Goal: Do any lines in the data below contain "text"? If so, copy every one of them.
*** Dataset content
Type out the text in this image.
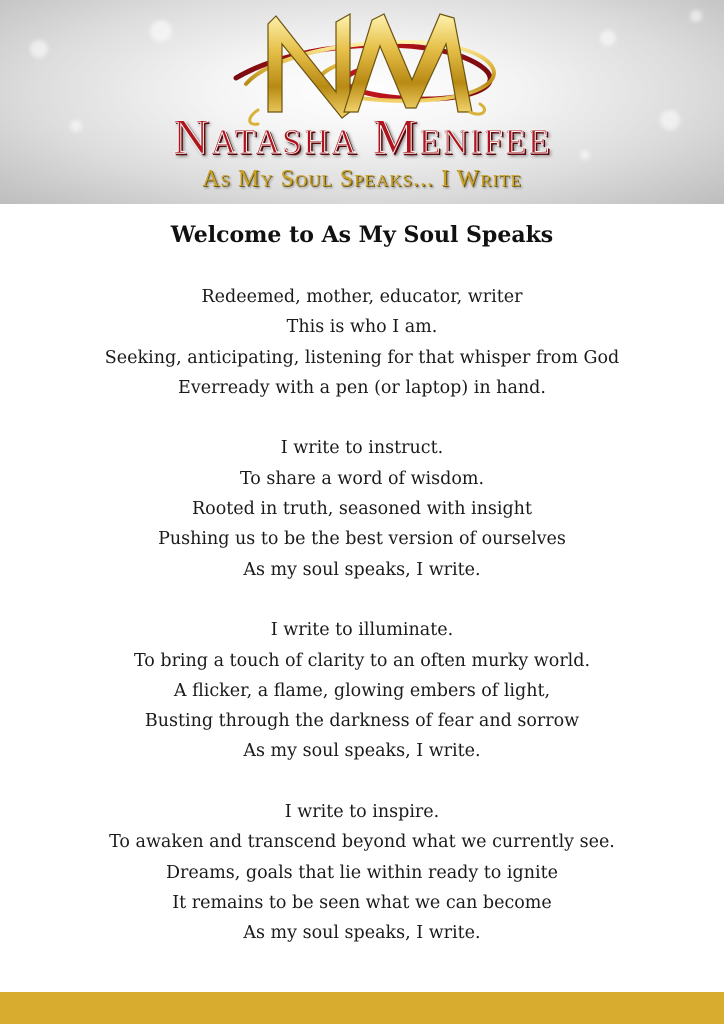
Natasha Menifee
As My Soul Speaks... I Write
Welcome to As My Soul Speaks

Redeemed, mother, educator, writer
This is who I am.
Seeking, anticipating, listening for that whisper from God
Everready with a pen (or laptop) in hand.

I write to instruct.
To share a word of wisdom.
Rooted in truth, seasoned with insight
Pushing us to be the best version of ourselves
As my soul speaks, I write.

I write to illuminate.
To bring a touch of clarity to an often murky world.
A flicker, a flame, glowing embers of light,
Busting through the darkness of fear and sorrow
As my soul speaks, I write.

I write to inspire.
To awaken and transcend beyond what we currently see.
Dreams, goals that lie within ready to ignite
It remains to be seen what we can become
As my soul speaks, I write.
******
*** Dataset content
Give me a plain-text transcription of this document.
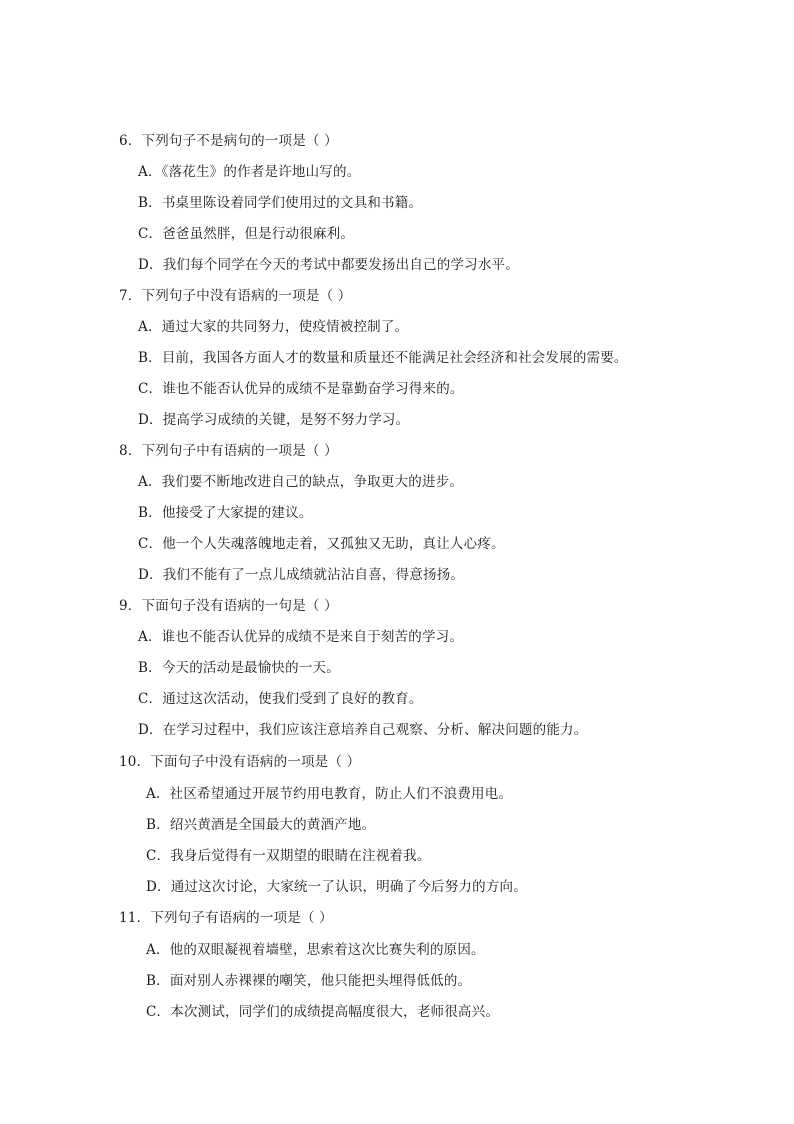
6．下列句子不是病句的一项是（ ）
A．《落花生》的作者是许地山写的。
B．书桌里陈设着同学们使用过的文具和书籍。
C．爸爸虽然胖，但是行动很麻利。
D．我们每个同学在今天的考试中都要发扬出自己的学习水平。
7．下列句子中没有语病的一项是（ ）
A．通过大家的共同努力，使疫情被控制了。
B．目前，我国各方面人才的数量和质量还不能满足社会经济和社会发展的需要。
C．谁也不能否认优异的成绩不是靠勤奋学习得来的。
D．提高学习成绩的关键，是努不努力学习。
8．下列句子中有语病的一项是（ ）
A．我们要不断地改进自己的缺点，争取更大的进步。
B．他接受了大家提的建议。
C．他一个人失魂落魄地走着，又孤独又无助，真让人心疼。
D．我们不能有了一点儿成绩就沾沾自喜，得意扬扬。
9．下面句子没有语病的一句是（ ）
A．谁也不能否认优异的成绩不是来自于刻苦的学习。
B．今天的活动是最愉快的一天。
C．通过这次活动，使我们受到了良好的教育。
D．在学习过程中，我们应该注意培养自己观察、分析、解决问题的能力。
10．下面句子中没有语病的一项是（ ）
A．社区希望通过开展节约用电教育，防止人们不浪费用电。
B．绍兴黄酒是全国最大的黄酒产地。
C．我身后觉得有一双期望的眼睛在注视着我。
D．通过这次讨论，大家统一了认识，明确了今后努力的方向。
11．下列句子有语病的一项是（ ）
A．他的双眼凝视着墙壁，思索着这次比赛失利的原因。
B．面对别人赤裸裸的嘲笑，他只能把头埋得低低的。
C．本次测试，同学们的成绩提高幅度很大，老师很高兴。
******
Solution to the exercise:
Type out the text in this image.
Give me a plain-text transcription of this document.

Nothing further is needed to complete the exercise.